Task details: Reproduce every entry in the listing without alteration.

(A run of records)
——

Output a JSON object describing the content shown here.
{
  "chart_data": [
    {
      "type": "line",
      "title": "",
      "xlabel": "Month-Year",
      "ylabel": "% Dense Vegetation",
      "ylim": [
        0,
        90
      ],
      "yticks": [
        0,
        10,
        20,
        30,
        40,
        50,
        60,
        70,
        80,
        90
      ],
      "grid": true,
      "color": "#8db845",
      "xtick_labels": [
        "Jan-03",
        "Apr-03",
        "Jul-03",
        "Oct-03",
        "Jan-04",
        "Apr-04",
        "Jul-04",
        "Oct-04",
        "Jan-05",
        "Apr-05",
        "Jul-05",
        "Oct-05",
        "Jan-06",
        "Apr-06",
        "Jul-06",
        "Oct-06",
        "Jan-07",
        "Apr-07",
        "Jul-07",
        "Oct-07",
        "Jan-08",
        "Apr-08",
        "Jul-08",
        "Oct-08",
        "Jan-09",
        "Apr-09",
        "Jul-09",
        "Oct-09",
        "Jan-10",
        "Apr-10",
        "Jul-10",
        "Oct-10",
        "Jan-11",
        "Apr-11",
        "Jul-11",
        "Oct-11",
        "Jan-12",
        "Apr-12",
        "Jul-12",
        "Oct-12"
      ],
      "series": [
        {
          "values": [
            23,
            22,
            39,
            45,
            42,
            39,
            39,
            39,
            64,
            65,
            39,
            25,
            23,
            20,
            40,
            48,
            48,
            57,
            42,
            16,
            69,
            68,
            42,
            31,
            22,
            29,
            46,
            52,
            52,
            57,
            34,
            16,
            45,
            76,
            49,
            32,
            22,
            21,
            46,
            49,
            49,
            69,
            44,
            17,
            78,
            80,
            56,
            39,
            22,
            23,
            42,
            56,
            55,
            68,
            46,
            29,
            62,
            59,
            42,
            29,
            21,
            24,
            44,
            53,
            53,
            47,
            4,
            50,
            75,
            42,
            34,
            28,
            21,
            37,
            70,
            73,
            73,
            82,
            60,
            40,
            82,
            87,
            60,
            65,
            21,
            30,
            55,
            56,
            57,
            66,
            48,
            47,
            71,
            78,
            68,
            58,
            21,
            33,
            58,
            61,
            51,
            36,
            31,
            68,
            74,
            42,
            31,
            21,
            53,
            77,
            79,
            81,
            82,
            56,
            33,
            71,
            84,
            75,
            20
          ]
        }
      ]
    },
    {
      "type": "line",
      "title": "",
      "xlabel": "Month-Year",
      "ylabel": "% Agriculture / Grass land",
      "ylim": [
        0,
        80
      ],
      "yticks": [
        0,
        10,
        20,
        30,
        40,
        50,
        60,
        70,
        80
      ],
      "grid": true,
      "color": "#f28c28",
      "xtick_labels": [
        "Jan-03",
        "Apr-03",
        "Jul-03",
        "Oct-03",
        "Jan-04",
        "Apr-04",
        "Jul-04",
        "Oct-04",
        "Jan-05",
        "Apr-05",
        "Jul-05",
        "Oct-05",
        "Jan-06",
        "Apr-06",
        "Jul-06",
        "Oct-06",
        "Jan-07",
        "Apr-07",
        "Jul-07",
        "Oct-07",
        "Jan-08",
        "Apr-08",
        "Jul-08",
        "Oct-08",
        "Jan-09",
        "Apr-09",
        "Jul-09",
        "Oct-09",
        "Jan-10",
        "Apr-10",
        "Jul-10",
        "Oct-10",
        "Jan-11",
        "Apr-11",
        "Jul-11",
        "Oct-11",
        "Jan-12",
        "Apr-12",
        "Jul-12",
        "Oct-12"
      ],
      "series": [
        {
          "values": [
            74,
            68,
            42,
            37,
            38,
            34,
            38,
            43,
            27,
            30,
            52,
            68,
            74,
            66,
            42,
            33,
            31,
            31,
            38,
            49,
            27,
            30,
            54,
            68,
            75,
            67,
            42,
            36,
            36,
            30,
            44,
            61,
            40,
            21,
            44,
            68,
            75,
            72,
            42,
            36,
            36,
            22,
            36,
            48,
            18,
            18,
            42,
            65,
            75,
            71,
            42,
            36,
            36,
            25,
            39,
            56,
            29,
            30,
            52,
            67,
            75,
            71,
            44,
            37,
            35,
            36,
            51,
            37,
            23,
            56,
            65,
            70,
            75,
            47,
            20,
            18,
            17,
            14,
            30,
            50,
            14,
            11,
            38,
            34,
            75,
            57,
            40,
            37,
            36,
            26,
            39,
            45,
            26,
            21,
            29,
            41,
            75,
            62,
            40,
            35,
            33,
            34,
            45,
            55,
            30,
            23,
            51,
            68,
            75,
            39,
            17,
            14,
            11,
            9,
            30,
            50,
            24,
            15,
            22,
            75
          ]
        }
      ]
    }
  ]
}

——

Solution to the problem:
Output a JSON object describing the content shown here.
{
  "chart_data": [
    {
      "type": "line",
      "title": "",
      "xlabel": "Month-Year",
      "ylabel": "% Dense Vegetation",
      "ylim": [
        0,
        90
      ],
      "yticks": [
        0,
        10,
        20,
        30,
        40,
        50,
        60,
        70,
        80,
        90
      ],
      "grid": true,
      "color": "#8db845",
      "xtick_labels": [
        "Jan-03",
        "Apr-03",
        "Jul-03",
        "Oct-03",
        "Jan-04",
        "Apr-04",
        "Jul-04",
        "Oct-04",
        "Jan-05",
        "Apr-05",
        "Jul-05",
        "Oct-05",
        "Jan-06",
        "Apr-06",
        "Jul-06",
        "Oct-06",
        "Jan-07",
        "Apr-07",
        "Jul-07",
        "Oct-07",
        "Jan-08",
        "Apr-08",
        "Jul-08",
        "Oct-08",
        "Jan-09",
        "Apr-09",
        "Jul-09",
        "Oct-09",
        "Jan-10",
        "Apr-10",
        "Jul-10",
        "Oct-10",
        "Jan-11",
        "Apr-11",
        "Jul-11",
        "Oct-11",
        "Jan-12",
        "Apr-12",
        "Jul-12",
        "Oct-12"
      ],
      "series": [
        {
          "values": [
            23,
            22,
            39,
            45,
            42,
            39,
            39,
            39,
            64,
            65,
            39,
            25,
            23,
            20,
            40,
            48,
            48,
            57,
            42,
            16,
            69,
            68,
            42,
            31,
            22,
            29,
            46,
            52,
            52,
            57,
            34,
            16,
            45,
            76,
            49,
            32,
            22,
            21,
            46,
            49,
            49,
            69,
            44,
            17,
            78,
            80,
            56,
            39,
            22,
            23,
            42,
            56,
            55,
            68,
            46,
            29,
            62,
            59,
            42,
            29,
            21,
            24,
            44,
            53,
            53,
            47,
            4,
            50,
            75,
            42,
            34,
            28,
            21,
            37,
            70,
            73,
            73,
            82,
            60,
            40,
            82,
            87,
            60,
            65,
            21,
            30,
            55,
            56,
            57,
            66,
            48,
            47,
            71,
            78,
            68,
            58,
            21,
            33,
            58,
            61,
            51,
            36,
            31,
            68,
            74,
            42,
            31,
            21,
            53,
            77,
            79,
            81,
            82,
            56,
            33,
            71,
            84,
            75,
            20
          ]
        }
      ]
    },
    {
      "type": "line",
      "title": "",
      "xlabel": "Month-Year",
      "ylabel": "% Agriculture / Grass land",
      "ylim": [
        0,
        80
      ],
      "yticks": [
        0,
        10,
        20,
        30,
        40,
        50,
        60,
        70,
        80
      ],
      "grid": true,
      "color": "#f28c28",
      "xtick_labels": [
        "Jan-03",
        "Apr-03",
        "Jul-03",
        "Oct-03",
        "Jan-04",
        "Apr-04",
        "Jul-04",
        "Oct-04",
        "Jan-05",
        "Apr-05",
        "Jul-05",
        "Oct-05",
        "Jan-06",
        "Apr-06",
        "Jul-06",
        "Oct-06",
        "Jan-07",
        "Apr-07",
        "Jul-07",
        "Oct-07",
        "Jan-08",
        "Apr-08",
        "Jul-08",
        "Oct-08",
        "Jan-09",
        "Apr-09",
        "Jul-09",
        "Oct-09",
        "Jan-10",
        "Apr-10",
        "Jul-10",
        "Oct-10",
        "Jan-11",
        "Apr-11",
        "Jul-11",
        "Oct-11",
        "Jan-12",
        "Apr-12",
        "Jul-12",
        "Oct-12"
      ],
      "series": [
        {
          "values": [
            74,
            68,
            42,
            37,
            38,
            34,
            38,
            43,
            27,
            30,
            52,
            68,
            74,
            66,
            42,
            33,
            31,
            31,
            38,
            49,
            27,
            30,
            54,
            68,
            75,
            67,
            42,
            36,
            36,
            30,
            44,
            61,
            40,
            21,
            44,
            68,
            75,
            72,
            42,
            36,
            36,
            22,
            36,
            48,
            18,
            18,
            42,
            65,
            75,
            71,
            42,
            36,
            36,
            25,
            39,
            56,
            29,
            30,
            52,
            67,
            75,
            71,
            44,
            37,
            35,
            36,
            51,
            37,
            23,
            56,
            65,
            70,
            75,
            47,
            20,
            18,
            17,
            14,
            30,
            50,
            14,
            11,
            38,
            34,
            75,
            57,
            40,
            37,
            36,
            26,
            39,
            45,
            26,
            21,
            29,
            41,
            75,
            62,
            40,
            35,
            33,
            34,
            45,
            55,
            30,
            23,
            51,
            68,
            75,
            39,
            17,
            14,
            11,
            9,
            30,
            50,
            24,
            15,
            22,
            75
          ]
        }
      ]
    }
  ]
}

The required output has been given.